PROVIDED INFORMATION |

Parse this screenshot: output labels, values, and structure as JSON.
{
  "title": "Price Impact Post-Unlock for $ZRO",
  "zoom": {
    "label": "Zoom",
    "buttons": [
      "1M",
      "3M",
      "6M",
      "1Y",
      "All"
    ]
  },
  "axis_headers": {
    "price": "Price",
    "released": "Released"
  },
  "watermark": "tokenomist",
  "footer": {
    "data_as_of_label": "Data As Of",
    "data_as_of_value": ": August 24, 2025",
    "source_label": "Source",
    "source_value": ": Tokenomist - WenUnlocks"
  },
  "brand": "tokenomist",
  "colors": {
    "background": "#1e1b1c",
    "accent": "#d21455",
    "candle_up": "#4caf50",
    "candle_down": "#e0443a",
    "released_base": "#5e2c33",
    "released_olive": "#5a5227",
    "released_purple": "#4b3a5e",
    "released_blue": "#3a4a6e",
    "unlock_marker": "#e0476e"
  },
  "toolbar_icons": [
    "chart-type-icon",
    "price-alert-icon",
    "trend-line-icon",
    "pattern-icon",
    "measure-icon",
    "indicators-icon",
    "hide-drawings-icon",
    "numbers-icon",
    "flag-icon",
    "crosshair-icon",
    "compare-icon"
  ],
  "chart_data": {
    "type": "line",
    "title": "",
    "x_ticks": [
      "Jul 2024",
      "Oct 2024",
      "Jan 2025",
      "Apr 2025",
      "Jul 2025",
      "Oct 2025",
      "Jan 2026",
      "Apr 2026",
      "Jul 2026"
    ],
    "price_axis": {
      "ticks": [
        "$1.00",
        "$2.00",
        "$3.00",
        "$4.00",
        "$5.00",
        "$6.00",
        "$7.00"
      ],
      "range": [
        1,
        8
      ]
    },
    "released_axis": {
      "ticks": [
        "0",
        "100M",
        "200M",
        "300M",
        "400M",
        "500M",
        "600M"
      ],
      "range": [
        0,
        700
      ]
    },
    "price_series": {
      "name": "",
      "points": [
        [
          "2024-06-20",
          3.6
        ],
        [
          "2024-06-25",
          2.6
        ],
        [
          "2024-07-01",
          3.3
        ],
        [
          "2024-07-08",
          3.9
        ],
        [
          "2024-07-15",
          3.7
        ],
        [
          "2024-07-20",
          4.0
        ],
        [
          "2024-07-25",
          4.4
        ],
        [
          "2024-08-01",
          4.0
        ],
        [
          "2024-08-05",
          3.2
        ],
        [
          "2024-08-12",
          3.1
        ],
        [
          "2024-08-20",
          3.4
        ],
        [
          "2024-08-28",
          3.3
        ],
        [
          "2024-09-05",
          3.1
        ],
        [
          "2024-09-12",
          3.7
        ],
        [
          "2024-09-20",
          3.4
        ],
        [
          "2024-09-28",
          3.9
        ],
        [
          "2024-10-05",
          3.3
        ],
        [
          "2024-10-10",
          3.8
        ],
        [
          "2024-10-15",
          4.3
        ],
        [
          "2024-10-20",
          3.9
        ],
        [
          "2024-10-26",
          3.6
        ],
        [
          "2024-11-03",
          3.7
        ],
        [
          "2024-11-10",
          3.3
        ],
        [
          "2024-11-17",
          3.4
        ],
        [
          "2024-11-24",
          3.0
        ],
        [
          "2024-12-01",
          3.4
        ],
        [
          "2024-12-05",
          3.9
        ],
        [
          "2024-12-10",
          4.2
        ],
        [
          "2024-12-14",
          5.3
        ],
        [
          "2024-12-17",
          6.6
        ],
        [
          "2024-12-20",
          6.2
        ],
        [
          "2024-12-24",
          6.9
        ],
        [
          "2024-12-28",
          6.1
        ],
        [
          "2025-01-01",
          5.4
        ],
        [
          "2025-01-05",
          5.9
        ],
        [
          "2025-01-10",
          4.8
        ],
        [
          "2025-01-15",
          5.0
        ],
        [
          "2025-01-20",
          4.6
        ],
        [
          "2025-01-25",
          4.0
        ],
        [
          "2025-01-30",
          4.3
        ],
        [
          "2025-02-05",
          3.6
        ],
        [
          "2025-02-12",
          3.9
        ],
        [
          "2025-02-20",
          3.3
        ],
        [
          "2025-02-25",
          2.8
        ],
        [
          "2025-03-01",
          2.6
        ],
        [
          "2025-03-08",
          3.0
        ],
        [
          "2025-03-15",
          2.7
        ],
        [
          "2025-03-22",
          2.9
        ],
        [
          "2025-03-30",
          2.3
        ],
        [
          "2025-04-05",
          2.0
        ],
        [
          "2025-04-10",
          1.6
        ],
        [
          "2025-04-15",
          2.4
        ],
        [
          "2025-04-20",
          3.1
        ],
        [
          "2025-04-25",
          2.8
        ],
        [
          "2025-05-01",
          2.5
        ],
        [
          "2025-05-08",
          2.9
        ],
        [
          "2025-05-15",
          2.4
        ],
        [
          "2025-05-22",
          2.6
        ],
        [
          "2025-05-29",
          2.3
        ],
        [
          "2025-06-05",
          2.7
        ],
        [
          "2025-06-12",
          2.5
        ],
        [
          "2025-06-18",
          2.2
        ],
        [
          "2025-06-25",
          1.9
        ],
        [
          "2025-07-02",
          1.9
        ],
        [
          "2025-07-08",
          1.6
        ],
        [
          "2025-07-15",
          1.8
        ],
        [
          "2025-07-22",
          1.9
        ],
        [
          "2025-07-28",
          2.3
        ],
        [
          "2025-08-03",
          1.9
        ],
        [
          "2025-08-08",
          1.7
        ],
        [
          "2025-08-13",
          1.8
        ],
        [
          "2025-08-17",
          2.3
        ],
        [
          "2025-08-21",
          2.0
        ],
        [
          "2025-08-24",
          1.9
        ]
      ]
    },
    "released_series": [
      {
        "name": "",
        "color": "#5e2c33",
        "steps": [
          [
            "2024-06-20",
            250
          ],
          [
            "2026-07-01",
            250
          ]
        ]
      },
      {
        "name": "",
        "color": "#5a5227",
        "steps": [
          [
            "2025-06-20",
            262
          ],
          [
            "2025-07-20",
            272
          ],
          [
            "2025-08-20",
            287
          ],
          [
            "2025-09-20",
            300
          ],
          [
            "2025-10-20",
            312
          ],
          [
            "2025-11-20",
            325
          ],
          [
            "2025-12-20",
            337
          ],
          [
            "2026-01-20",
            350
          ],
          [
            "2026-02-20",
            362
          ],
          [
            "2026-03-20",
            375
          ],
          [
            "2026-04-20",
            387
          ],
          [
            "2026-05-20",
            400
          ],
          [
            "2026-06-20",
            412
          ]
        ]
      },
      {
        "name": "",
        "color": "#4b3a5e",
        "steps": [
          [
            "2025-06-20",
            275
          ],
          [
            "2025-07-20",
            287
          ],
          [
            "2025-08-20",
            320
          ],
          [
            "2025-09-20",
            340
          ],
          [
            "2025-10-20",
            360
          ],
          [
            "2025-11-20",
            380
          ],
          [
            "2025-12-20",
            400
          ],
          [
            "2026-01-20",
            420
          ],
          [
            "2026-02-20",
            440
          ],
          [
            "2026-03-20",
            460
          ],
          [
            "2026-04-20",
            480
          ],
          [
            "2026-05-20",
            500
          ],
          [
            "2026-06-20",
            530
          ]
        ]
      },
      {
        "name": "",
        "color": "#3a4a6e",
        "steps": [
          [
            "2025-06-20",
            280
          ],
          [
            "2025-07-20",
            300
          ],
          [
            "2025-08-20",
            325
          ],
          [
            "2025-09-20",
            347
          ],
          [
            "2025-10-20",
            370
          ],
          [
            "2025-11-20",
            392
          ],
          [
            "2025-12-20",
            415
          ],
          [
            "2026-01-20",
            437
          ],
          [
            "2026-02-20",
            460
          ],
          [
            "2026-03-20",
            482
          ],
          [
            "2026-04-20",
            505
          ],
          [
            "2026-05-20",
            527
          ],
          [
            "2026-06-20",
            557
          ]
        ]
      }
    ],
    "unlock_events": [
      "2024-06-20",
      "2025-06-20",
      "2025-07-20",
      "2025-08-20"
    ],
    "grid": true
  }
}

TASK DESCRIPTION | Each line in the listing above that contains "title" should be copied.

TASK SOLUTION |
  "title": "Price Impact Post-Unlock for $ZRO",
    "title": "",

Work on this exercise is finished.